• What to work on: Work through the data line by line, gathering every line that has the word "name".
## begin Material provided
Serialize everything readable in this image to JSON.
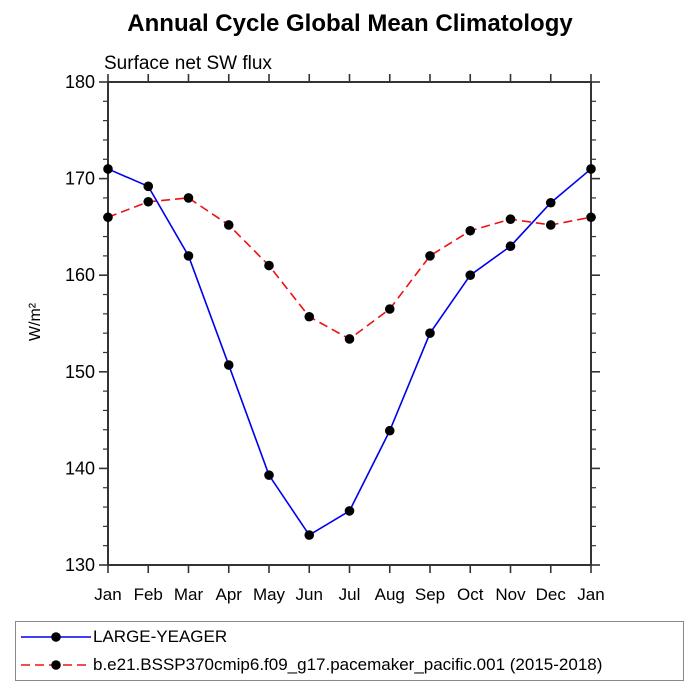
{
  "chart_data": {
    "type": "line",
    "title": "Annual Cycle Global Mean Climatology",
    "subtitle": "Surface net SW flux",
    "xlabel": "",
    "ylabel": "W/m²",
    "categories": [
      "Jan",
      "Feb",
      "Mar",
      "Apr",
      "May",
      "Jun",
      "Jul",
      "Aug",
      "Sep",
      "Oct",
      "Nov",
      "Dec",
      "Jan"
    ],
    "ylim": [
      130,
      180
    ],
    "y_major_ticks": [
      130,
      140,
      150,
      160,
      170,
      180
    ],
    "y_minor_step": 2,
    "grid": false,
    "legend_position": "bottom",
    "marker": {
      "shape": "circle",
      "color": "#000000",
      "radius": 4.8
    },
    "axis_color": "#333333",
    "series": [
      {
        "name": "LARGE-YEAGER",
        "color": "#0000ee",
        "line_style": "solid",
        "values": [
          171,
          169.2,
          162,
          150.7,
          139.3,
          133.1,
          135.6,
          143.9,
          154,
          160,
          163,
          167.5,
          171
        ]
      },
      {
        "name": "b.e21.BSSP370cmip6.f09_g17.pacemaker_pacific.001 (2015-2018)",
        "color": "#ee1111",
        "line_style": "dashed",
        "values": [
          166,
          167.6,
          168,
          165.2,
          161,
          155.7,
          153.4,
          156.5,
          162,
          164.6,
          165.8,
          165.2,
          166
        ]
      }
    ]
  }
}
## end Material provided
## begin Material provided
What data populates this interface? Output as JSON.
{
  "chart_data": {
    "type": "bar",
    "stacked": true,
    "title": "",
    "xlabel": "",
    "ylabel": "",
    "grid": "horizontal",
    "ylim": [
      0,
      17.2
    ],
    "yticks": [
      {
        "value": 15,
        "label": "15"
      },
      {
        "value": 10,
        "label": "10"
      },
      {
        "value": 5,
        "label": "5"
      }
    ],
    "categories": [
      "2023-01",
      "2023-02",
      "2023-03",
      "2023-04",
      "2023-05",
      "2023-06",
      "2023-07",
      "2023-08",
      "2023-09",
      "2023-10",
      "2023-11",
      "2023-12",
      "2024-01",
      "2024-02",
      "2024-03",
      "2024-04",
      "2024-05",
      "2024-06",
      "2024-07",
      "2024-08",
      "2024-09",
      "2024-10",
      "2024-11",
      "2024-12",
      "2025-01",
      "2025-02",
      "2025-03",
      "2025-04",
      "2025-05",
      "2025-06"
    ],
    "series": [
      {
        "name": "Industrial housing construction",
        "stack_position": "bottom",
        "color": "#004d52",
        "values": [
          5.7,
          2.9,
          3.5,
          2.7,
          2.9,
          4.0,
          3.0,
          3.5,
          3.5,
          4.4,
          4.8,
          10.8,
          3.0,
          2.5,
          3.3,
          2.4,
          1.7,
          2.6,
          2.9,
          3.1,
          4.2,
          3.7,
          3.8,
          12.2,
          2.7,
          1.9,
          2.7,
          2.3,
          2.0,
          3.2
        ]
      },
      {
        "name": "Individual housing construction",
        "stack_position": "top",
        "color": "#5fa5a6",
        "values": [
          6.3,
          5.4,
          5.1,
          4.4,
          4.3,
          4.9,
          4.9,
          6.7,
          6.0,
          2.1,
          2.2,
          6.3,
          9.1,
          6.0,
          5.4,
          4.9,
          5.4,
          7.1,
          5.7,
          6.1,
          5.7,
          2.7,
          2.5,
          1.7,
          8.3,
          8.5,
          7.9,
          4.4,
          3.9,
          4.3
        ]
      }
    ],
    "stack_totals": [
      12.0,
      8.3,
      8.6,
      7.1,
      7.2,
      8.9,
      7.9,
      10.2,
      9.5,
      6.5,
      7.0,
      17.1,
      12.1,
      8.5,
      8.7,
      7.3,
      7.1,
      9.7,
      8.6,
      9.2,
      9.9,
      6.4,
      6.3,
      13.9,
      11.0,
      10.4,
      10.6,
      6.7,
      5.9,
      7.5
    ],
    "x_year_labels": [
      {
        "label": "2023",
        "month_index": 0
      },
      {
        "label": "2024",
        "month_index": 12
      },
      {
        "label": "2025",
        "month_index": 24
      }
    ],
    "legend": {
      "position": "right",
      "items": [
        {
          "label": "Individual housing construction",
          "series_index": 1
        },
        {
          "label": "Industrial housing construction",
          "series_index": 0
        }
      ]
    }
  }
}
## end Material provided
• Full response:
        "name": "LARGE-YEAGER",
        "name": "b.e21.BSSP370cmip6.f09_g17.pacemaker_pacific.001 (2015-2018)",
        "name": "Industrial housing construction",
        "name": "Individual housing construction",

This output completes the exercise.